STATED EXERCISE:
Each entry needs to be restated exactly as written.
● ● ● ● ● ● ●
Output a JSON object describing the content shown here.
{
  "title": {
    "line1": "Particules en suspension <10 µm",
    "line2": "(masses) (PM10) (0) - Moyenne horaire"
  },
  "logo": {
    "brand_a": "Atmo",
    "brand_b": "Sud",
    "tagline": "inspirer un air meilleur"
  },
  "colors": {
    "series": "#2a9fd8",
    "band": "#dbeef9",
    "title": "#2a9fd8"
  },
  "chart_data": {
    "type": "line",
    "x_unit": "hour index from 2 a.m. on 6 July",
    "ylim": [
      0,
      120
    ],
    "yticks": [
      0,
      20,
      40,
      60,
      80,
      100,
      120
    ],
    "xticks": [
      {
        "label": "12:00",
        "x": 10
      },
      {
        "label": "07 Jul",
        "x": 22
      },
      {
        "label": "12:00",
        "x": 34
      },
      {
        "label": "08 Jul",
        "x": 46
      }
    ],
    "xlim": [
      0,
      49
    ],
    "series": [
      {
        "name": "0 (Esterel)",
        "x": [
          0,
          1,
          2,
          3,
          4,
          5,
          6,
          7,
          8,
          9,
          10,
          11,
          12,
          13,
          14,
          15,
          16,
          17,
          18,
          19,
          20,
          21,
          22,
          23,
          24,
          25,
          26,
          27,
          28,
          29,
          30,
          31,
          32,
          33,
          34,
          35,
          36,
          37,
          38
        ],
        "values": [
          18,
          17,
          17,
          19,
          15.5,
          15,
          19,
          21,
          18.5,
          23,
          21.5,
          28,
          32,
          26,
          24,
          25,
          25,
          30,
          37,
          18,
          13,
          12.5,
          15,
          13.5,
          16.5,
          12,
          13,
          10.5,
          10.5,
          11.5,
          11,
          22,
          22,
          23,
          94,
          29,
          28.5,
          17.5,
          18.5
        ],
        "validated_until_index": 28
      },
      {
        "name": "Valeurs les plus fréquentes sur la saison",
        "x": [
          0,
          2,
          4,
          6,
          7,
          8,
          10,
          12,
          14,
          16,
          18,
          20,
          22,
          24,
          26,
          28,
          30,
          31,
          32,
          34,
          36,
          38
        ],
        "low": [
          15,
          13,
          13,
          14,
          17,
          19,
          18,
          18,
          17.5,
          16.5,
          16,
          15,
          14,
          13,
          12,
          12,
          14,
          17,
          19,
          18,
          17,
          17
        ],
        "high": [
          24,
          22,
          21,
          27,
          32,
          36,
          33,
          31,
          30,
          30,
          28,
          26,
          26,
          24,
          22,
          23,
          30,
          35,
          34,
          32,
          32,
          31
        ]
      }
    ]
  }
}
● ● ● ● ● ● ●
WRITTEN SOLUTION:
Output a JSON object describing the content shown here.
{
  "title": {
    "line1": "Particules en suspension <10 µm",
    "line2": "(masses) (PM10) (0) - Moyenne horaire"
  },
  "logo": {
    "brand_a": "Atmo",
    "brand_b": "Sud",
    "tagline": "inspirer un air meilleur"
  },
  "colors": {
    "series": "#2a9fd8",
    "band": "#dbeef9",
    "title": "#2a9fd8"
  },
  "chart_data": {
    "type": "line",
    "x_unit": "hour index from 2 a.m. on 6 July",
    "ylim": [
      0,
      120
    ],
    "yticks": [
      0,
      20,
      40,
      60,
      80,
      100,
      120
    ],
    "xticks": [
      {
        "label": "12:00",
        "x": 10
      },
      {
        "label": "07 Jul",
        "x": 22
      },
      {
        "label": "12:00",
        "x": 34
      },
      {
        "label": "08 Jul",
        "x": 46
      }
    ],
    "xlim": [
      0,
      49
    ],
    "series": [
      {
        "name": "0 (Esterel)",
        "x": [
          0,
          1,
          2,
          3,
          4,
          5,
          6,
          7,
          8,
          9,
          10,
          11,
          12,
          13,
          14,
          15,
          16,
          17,
          18,
          19,
          20,
          21,
          22,
          23,
          24,
          25,
          26,
          27,
          28,
          29,
          30,
          31,
          32,
          33,
          34,
          35,
          36,
          37,
          38
        ],
        "values": [
          18,
          17,
          17,
          19,
          15.5,
          15,
          19,
          21,
          18.5,
          23,
          21.5,
          28,
          32,
          26,
          24,
          25,
          25,
          30,
          37,
          18,
          13,
          12.5,
          15,
          13.5,
          16.5,
          12,
          13,
          10.5,
          10.5,
          11.5,
          11,
          22,
          22,
          23,
          94,
          29,
          28.5,
          17.5,
          18.5
        ],
        "validated_until_index": 28
      },
      {
        "name": "Valeurs les plus fréquentes sur la saison",
        "x": [
          0,
          2,
          4,
          6,
          7,
          8,
          10,
          12,
          14,
          16,
          18,
          20,
          22,
          24,
          26,
          28,
          30,
          31,
          32,
          34,
          36,
          38
        ],
        "low": [
          15,
          13,
          13,
          14,
          17,
          19,
          18,
          18,
          17.5,
          16.5,
          16,
          15,
          14,
          13,
          12,
          12,
          14,
          17,
          19,
          18,
          17,
          17
        ],
        "high": [
          24,
          22,
          21,
          27,
          32,
          36,
          33,
          31,
          30,
          30,
          28,
          26,
          26,
          24,
          22,
          23,
          30,
          35,
          34,
          32,
          32,
          31
        ]
      }
    ]
  }
}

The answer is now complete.